# Start of Extracted material

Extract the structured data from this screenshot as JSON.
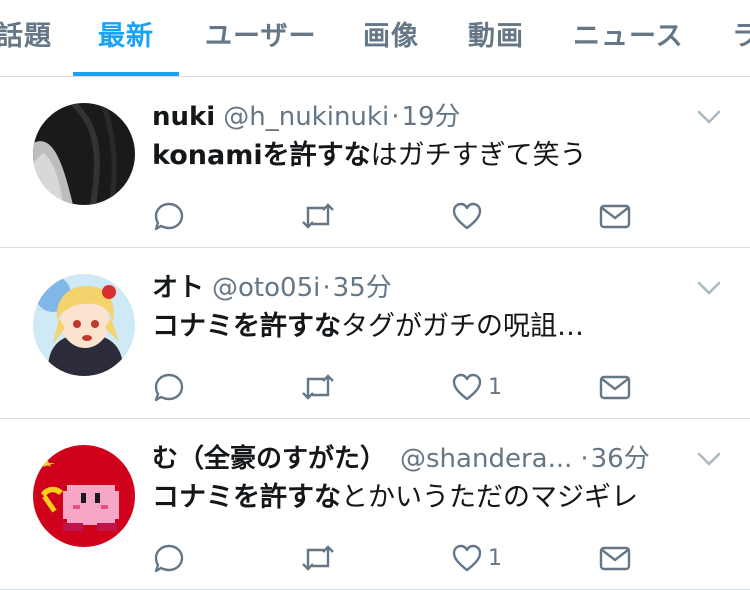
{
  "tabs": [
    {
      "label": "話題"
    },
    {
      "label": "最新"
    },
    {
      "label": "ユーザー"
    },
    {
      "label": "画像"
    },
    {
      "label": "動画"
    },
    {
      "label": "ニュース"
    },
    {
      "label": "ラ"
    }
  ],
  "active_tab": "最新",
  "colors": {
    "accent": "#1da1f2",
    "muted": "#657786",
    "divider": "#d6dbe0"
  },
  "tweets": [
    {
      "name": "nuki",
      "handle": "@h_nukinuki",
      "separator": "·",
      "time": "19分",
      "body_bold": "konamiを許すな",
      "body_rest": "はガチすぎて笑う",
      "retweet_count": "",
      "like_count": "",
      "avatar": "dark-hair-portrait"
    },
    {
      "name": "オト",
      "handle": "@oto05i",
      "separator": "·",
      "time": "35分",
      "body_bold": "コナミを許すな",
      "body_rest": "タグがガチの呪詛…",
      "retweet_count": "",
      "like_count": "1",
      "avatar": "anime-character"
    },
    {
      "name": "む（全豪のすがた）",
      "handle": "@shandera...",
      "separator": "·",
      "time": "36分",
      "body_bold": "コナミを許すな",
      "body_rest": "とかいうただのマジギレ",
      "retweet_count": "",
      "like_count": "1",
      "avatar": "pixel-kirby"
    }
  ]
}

# End of Extracted material

→ Work instructions:
Where a line contains "label", copy that line.

→ Written answer:
      "label": "話題"
      "label": "最新"
      "label": "ユーザー"
      "label": "画像"
      "label": "動画"
      "label": "ニュース"
      "label": "ラ"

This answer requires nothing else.